Search the data below for "type"; list each line that holds it.

==== Material provided ====

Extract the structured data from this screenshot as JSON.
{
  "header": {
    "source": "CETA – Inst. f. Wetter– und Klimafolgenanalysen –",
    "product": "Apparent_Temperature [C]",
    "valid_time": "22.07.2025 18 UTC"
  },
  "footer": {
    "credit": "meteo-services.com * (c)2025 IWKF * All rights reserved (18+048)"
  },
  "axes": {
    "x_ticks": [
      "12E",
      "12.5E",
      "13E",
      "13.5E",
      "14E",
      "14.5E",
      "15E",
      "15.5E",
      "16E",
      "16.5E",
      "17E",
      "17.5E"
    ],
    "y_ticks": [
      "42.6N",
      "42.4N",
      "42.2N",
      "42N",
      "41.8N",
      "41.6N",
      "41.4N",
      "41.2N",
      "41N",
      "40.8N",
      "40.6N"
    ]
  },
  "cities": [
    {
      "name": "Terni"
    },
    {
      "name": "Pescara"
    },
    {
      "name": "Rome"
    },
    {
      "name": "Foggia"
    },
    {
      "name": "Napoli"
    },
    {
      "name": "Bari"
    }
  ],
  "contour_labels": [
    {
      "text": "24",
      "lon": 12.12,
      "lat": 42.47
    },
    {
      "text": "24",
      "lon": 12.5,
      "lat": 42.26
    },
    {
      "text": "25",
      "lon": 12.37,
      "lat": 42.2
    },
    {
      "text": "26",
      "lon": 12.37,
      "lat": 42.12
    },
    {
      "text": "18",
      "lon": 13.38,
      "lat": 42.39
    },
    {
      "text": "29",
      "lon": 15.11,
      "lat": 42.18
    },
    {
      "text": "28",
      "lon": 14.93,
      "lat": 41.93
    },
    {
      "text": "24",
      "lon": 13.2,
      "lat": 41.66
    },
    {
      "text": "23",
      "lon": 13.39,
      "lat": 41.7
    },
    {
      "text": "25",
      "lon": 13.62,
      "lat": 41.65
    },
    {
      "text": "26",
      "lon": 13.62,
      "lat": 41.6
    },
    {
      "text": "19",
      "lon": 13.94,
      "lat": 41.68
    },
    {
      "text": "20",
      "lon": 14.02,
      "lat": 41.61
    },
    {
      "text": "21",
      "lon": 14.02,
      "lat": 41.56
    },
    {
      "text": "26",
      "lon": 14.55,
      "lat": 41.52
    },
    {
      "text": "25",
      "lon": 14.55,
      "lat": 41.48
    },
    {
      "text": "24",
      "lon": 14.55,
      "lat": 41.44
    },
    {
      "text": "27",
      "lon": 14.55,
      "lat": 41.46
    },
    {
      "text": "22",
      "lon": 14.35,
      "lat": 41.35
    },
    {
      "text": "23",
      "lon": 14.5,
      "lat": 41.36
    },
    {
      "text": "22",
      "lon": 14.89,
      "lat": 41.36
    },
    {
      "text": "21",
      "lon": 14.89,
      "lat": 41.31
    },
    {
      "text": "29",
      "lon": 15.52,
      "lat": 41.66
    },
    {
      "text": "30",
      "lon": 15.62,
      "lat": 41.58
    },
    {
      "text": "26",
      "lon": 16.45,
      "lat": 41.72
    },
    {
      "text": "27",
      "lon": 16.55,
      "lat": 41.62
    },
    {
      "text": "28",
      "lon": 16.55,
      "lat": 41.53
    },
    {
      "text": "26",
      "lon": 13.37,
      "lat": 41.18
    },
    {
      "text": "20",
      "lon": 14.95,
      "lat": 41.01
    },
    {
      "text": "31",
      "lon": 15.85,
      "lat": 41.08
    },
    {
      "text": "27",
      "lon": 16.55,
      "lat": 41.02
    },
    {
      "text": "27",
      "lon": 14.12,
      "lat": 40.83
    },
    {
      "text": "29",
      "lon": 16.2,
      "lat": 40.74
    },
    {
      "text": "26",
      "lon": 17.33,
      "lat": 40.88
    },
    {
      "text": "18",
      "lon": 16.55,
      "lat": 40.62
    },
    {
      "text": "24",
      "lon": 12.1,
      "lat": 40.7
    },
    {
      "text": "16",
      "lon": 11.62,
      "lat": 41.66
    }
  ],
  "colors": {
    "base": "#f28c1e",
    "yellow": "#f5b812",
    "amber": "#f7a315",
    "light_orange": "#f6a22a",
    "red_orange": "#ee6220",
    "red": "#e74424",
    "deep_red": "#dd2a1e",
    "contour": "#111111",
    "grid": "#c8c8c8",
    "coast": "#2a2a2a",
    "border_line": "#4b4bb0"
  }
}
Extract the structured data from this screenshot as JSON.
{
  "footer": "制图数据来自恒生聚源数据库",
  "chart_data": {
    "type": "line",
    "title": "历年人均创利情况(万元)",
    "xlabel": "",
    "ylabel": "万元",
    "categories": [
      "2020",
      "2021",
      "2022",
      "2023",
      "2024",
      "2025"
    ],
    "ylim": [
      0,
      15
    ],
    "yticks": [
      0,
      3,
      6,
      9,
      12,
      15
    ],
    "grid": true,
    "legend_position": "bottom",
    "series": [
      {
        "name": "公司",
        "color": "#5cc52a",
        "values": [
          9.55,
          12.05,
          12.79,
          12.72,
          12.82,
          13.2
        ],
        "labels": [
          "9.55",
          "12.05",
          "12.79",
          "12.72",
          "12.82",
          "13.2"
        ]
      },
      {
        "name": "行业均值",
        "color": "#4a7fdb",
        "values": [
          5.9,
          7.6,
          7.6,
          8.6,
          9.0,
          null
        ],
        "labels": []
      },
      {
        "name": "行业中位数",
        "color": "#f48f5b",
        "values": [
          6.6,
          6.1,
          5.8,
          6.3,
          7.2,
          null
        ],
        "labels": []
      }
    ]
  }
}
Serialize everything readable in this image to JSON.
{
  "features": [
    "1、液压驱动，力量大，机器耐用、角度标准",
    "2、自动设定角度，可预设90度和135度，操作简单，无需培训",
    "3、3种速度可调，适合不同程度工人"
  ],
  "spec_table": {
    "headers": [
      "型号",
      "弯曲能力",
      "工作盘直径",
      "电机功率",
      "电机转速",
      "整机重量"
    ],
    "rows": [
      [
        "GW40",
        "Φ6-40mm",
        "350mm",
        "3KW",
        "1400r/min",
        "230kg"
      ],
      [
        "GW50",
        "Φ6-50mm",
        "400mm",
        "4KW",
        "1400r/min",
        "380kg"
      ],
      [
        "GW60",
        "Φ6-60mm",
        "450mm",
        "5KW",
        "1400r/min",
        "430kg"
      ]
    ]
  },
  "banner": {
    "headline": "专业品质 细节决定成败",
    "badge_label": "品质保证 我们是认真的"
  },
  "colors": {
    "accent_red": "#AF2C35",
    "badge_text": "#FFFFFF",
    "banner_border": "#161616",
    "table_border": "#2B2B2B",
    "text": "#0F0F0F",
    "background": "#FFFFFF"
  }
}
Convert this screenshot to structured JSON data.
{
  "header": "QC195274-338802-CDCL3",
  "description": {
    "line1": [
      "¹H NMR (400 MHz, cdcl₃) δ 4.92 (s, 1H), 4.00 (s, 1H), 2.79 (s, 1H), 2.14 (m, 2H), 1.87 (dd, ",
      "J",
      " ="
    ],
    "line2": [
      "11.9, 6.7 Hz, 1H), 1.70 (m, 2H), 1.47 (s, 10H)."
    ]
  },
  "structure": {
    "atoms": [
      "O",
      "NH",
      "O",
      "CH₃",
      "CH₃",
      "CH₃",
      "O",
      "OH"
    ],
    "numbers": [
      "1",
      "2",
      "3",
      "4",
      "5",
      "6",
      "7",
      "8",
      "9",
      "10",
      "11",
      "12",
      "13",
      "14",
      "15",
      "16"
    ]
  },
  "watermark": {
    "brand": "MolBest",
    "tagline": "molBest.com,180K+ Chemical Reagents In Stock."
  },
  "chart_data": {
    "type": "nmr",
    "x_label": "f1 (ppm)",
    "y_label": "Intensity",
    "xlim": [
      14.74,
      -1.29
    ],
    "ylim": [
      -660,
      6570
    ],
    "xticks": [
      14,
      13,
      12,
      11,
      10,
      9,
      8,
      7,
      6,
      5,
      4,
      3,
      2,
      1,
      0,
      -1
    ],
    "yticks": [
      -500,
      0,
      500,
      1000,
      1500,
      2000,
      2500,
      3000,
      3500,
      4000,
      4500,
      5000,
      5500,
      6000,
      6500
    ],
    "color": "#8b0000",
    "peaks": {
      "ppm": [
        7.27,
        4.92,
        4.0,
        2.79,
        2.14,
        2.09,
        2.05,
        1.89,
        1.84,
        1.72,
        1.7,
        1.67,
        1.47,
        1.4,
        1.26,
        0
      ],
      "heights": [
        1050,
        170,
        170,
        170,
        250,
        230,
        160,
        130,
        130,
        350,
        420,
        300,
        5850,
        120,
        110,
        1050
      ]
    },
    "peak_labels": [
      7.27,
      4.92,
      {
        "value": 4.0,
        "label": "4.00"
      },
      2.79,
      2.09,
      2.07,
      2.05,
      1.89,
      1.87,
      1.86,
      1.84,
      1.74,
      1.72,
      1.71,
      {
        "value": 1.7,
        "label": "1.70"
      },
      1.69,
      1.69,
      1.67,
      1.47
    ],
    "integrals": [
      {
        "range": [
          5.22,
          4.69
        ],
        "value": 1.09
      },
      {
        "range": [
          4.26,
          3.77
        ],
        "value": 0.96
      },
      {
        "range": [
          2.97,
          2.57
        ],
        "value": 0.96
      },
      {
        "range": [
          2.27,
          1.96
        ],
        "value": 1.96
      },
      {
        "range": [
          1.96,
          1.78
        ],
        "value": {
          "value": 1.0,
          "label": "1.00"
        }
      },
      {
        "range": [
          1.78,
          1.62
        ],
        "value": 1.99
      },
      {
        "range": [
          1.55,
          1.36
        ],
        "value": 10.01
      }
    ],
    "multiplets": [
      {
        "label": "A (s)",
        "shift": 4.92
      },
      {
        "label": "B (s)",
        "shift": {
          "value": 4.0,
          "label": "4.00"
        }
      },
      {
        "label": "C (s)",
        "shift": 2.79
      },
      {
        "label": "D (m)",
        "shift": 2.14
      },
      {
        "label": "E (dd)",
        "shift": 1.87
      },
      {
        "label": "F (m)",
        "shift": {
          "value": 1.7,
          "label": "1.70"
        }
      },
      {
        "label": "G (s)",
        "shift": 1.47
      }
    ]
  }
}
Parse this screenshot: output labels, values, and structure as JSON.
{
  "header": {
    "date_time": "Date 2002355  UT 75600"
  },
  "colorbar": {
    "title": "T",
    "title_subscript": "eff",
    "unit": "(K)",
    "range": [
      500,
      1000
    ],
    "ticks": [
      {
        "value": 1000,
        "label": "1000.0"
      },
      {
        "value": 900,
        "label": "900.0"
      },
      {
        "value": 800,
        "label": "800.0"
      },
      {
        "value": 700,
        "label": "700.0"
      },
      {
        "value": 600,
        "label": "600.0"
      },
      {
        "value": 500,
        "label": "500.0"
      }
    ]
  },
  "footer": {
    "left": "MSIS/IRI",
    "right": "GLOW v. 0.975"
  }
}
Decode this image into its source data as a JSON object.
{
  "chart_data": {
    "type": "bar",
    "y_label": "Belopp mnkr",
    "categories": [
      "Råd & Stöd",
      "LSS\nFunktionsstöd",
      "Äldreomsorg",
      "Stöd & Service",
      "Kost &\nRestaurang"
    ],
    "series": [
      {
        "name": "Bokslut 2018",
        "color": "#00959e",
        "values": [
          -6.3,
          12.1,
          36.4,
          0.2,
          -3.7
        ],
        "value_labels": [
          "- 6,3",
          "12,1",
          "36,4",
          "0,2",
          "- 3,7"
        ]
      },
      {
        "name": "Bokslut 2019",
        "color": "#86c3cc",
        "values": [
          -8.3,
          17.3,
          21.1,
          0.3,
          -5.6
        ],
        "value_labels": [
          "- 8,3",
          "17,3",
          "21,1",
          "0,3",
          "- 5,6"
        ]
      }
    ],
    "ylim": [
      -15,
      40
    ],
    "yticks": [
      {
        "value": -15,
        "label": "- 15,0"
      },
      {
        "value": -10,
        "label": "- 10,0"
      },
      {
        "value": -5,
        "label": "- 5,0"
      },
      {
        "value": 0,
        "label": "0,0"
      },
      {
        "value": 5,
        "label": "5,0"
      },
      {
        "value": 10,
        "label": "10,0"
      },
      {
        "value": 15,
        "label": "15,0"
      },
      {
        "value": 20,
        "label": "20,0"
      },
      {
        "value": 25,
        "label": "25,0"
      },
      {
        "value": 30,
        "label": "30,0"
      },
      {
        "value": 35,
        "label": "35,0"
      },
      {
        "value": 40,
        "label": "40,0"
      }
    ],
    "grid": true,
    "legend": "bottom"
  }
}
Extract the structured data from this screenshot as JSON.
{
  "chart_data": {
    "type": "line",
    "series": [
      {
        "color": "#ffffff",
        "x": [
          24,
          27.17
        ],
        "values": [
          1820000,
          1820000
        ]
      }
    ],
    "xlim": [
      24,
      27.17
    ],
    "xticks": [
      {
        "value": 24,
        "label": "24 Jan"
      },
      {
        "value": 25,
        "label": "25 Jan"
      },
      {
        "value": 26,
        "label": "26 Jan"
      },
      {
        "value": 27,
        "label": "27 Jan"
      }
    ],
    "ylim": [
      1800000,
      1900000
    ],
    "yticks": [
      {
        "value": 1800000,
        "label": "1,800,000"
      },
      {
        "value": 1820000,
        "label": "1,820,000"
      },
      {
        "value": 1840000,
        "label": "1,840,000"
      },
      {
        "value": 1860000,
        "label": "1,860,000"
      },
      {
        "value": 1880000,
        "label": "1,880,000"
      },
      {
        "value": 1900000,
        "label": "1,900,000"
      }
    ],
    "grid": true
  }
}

====

Finished answer:
    "type": "line",
    "type": "nmr",
    "type": "bar",
    "type": "line",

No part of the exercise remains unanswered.